* BEGIN THE DATA *
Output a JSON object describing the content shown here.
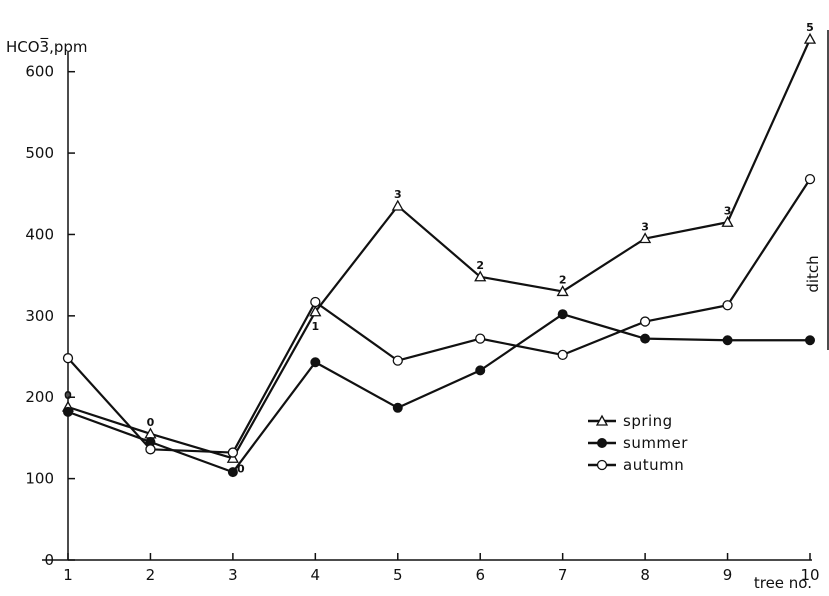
{
  "chart_data": {
    "type": "line",
    "ylabel": "HCO3̅,ppm",
    "xlabel": "tree no.",
    "side_label": "ditch",
    "x": [
      1,
      2,
      3,
      4,
      5,
      6,
      7,
      8,
      9,
      10
    ],
    "xticks": [
      "1",
      "2",
      "3",
      "4",
      "5",
      "6",
      "7",
      "8",
      "9",
      "10"
    ],
    "yticks": [
      "0",
      "100",
      "200",
      "300",
      "400",
      "500",
      "600"
    ],
    "ylim": [
      0,
      650
    ],
    "xlim": [
      1,
      10
    ],
    "grid": false,
    "legend_position": "right",
    "series": [
      {
        "name": "spring",
        "marker": "triangle",
        "values": [
          188,
          155,
          125,
          305,
          435,
          348,
          330,
          395,
          415,
          640
        ]
      },
      {
        "name": "summer",
        "marker": "filled-circle",
        "values": [
          182,
          145,
          108,
          243,
          187,
          233,
          302,
          272,
          270,
          270
        ]
      },
      {
        "name": "autumn",
        "marker": "open-circle",
        "values": [
          248,
          136,
          132,
          317,
          245,
          272,
          252,
          293,
          313,
          468
        ]
      }
    ],
    "annotations": [
      {
        "series": "spring",
        "x": 1,
        "text": "0"
      },
      {
        "series": "spring",
        "x": 2,
        "text": "0"
      },
      {
        "series": "spring",
        "x": 3,
        "text": "0"
      },
      {
        "series": "spring",
        "x": 4,
        "text": "1"
      },
      {
        "series": "spring",
        "x": 5,
        "text": "3"
      },
      {
        "series": "spring",
        "x": 6,
        "text": "2"
      },
      {
        "series": "spring",
        "x": 7,
        "text": "2"
      },
      {
        "series": "spring",
        "x": 8,
        "text": "3"
      },
      {
        "series": "spring",
        "x": 9,
        "text": "3"
      },
      {
        "series": "spring",
        "x": 10,
        "text": "5"
      }
    ]
  }
}
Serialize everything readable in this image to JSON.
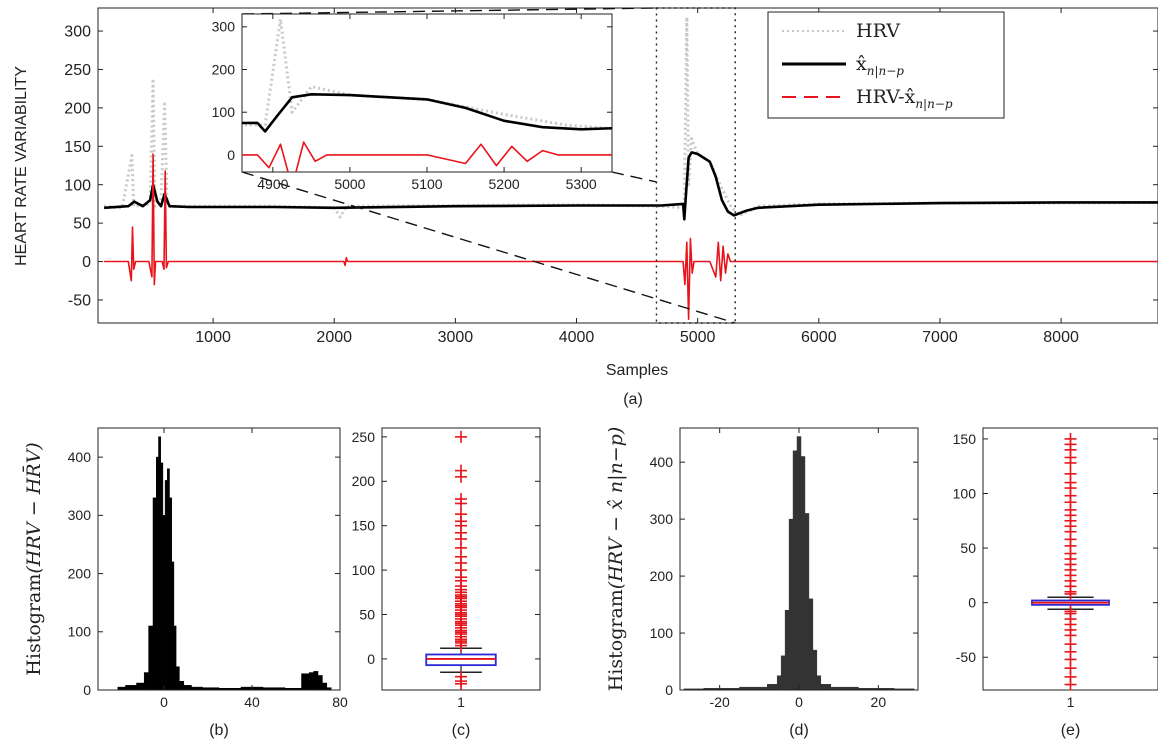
{
  "chart_data": [
    {
      "id": "a",
      "type": "line",
      "caption": "(a)",
      "xlabel": "Samples",
      "ylabel": "HEART RATE VARIABILITY",
      "xlim": [
        50,
        8800
      ],
      "ylim": [
        -80,
        330
      ],
      "xticks": [
        1000,
        2000,
        3000,
        4000,
        5000,
        6000,
        7000,
        8000
      ],
      "yticks": [
        -50,
        0,
        50,
        100,
        150,
        200,
        250,
        300
      ],
      "legend": {
        "placement": "top-right",
        "entries": [
          {
            "label": "HRV",
            "style": "dotted",
            "color": "#c8c8c8"
          },
          {
            "label": "x̂",
            "sub": "n|n−p",
            "style": "solid",
            "color": "#000000"
          },
          {
            "label": "HRV-x̂",
            "sub": "n|n−p",
            "style": "dashed",
            "color": "#e8141b"
          }
        ]
      },
      "series": [
        {
          "name": "HRV",
          "color": "#c8c8c8",
          "points": [
            [
              100,
              72
            ],
            [
              250,
              70
            ],
            [
              330,
              138
            ],
            [
              345,
              72
            ],
            [
              400,
              73
            ],
            [
              480,
              75
            ],
            [
              505,
              238
            ],
            [
              520,
              72
            ],
            [
              570,
              80
            ],
            [
              600,
              205
            ],
            [
              620,
              72
            ],
            [
              800,
              72
            ],
            [
              1500,
              72
            ],
            [
              2000,
              70
            ],
            [
              2050,
              58
            ],
            [
              2100,
              72
            ],
            [
              3000,
              73
            ],
            [
              4000,
              74
            ],
            [
              4700,
              72
            ],
            [
              4890,
              70
            ],
            [
              4910,
              318
            ],
            [
              4925,
              100
            ],
            [
              4950,
              160
            ],
            [
              5000,
              140
            ],
            [
              5100,
              130
            ],
            [
              5200,
              95
            ],
            [
              5280,
              70
            ],
            [
              5350,
              60
            ],
            [
              5500,
              72
            ],
            [
              6000,
              75
            ],
            [
              7000,
              76
            ],
            [
              8000,
              76
            ],
            [
              8800,
              77
            ]
          ]
        },
        {
          "name": "x̂ n|n−p",
          "color": "#000000",
          "points": [
            [
              100,
              70
            ],
            [
              300,
              72
            ],
            [
              350,
              78
            ],
            [
              420,
              72
            ],
            [
              480,
              80
            ],
            [
              505,
              100
            ],
            [
              540,
              78
            ],
            [
              570,
              72
            ],
            [
              600,
              88
            ],
            [
              640,
              72
            ],
            [
              800,
              71
            ],
            [
              1500,
              71
            ],
            [
              2000,
              70
            ],
            [
              3000,
              72
            ],
            [
              4000,
              73
            ],
            [
              4700,
              73
            ],
            [
              4880,
              75
            ],
            [
              4890,
              55
            ],
            [
              4905,
              90
            ],
            [
              4925,
              135
            ],
            [
              4950,
              142
            ],
            [
              5000,
              140
            ],
            [
              5100,
              130
            ],
            [
              5150,
              110
            ],
            [
              5200,
              80
            ],
            [
              5250,
              65
            ],
            [
              5300,
              60
            ],
            [
              5400,
              66
            ],
            [
              5500,
              70
            ],
            [
              6000,
              74
            ],
            [
              7000,
              76
            ],
            [
              8000,
              77
            ],
            [
              8800,
              77
            ]
          ]
        },
        {
          "name": "HRV-x̂ n|n−p",
          "color": "#e8141b",
          "points": [
            [
              100,
              0
            ],
            [
              300,
              0
            ],
            [
              325,
              -25
            ],
            [
              335,
              45
            ],
            [
              345,
              -10
            ],
            [
              360,
              0
            ],
            [
              470,
              0
            ],
            [
              495,
              -20
            ],
            [
              505,
              140
            ],
            [
              515,
              -30
            ],
            [
              525,
              0
            ],
            [
              580,
              0
            ],
            [
              595,
              -10
            ],
            [
              605,
              118
            ],
            [
              615,
              -8
            ],
            [
              630,
              0
            ],
            [
              2080,
              0
            ],
            [
              2090,
              -5
            ],
            [
              2100,
              5
            ],
            [
              2110,
              0
            ],
            [
              4880,
              0
            ],
            [
              4895,
              -30
            ],
            [
              4910,
              25
            ],
            [
              4925,
              -75
            ],
            [
              4940,
              30
            ],
            [
              4955,
              -15
            ],
            [
              4970,
              0
            ],
            [
              5100,
              0
            ],
            [
              5150,
              -20
            ],
            [
              5170,
              25
            ],
            [
              5190,
              -25
            ],
            [
              5210,
              20
            ],
            [
              5230,
              -15
            ],
            [
              5250,
              10
            ],
            [
              5270,
              0
            ],
            [
              8800,
              0
            ]
          ]
        }
      ],
      "zoom_box": {
        "x": [
          4660,
          5310
        ],
        "y": [
          -80,
          330
        ]
      },
      "inset": {
        "xlim": [
          4860,
          5340
        ],
        "ylim": [
          -40,
          330
        ],
        "xticks": [
          4900,
          5000,
          5100,
          5200,
          5300
        ],
        "yticks": [
          0,
          100,
          200,
          300
        ]
      }
    },
    {
      "id": "b",
      "type": "bar",
      "caption": "(b)",
      "ylabel": "Histogram",
      "ylabel_math": "(HRV − HR̄V)",
      "xlim": [
        -30,
        80
      ],
      "ylim": [
        0,
        450
      ],
      "xticks": [
        0,
        40,
        80
      ],
      "yticks": [
        0,
        100,
        200,
        300,
        400
      ],
      "bins_x": [
        -20,
        -15,
        -10,
        -8,
        -6,
        -4,
        -3,
        -2,
        -1,
        0,
        1,
        2,
        3,
        4,
        5,
        6,
        8,
        10,
        15,
        20,
        30,
        40,
        50,
        60,
        65,
        67,
        69,
        71,
        73,
        75
      ],
      "bins_y": [
        5,
        8,
        12,
        30,
        110,
        330,
        400,
        435,
        390,
        300,
        360,
        380,
        330,
        220,
        110,
        40,
        15,
        8,
        5,
        4,
        3,
        5,
        4,
        3,
        28,
        30,
        32,
        25,
        12,
        4
      ]
    },
    {
      "id": "c",
      "type": "box",
      "caption": "(c)",
      "xtick": "1",
      "ylim": [
        -35,
        260
      ],
      "yticks": [
        0,
        50,
        100,
        150,
        200,
        250
      ],
      "box": {
        "q1": -7,
        "median": 0,
        "q3": 5,
        "whisker_low": -15,
        "whisker_high": 12
      },
      "outliers": [
        250,
        212,
        205,
        180,
        175,
        163,
        155,
        150,
        142,
        135,
        125,
        115,
        108,
        100,
        92,
        88,
        82,
        78,
        75,
        72,
        70,
        68,
        65,
        62,
        60,
        58,
        55,
        52,
        50,
        48,
        45,
        42,
        40,
        38,
        35,
        32,
        30,
        28,
        25,
        22,
        20,
        18,
        15,
        -20,
        -25,
        -28
      ]
    },
    {
      "id": "d",
      "type": "bar",
      "caption": "(d)",
      "ylabel": "Histogram",
      "ylabel_math": "(HRV − x̂ n|n−p)",
      "xlim": [
        -30,
        30
      ],
      "ylim": [
        0,
        460
      ],
      "xticks": [
        -20,
        0,
        20
      ],
      "yticks": [
        0,
        100,
        200,
        300,
        400
      ],
      "bins_x": [
        -28,
        -20,
        -10,
        -6,
        -5,
        -4,
        -3,
        -2,
        -1,
        0,
        1,
        2,
        3,
        4,
        5,
        6,
        10,
        20,
        28
      ],
      "bins_y": [
        2,
        3,
        5,
        10,
        25,
        60,
        140,
        300,
        420,
        445,
        410,
        310,
        160,
        70,
        25,
        10,
        5,
        3,
        2
      ]
    },
    {
      "id": "e",
      "type": "box",
      "caption": "(e)",
      "xtick": "1",
      "ylim": [
        -80,
        160
      ],
      "yticks": [
        -50,
        0,
        50,
        100,
        150
      ],
      "box": {
        "q1": -2,
        "median": 0,
        "q3": 2,
        "whisker_low": -6,
        "whisker_high": 5
      },
      "outliers": [
        150,
        145,
        140,
        133,
        128,
        118,
        110,
        105,
        98,
        92,
        85,
        80,
        75,
        70,
        65,
        58,
        52,
        45,
        40,
        35,
        30,
        25,
        20,
        15,
        10,
        8,
        -8,
        -10,
        -15,
        -20,
        -25,
        -30,
        -38,
        -45,
        -52,
        -60,
        -68,
        -75
      ]
    }
  ]
}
* END THE DATA *
TASK DETAILS: From the entries above, return each line with the word "JSON" in it.

PROBLEM SOLUTION:
Output a JSON object describing the content shown here.
Serialize everything readable in this image to JSON.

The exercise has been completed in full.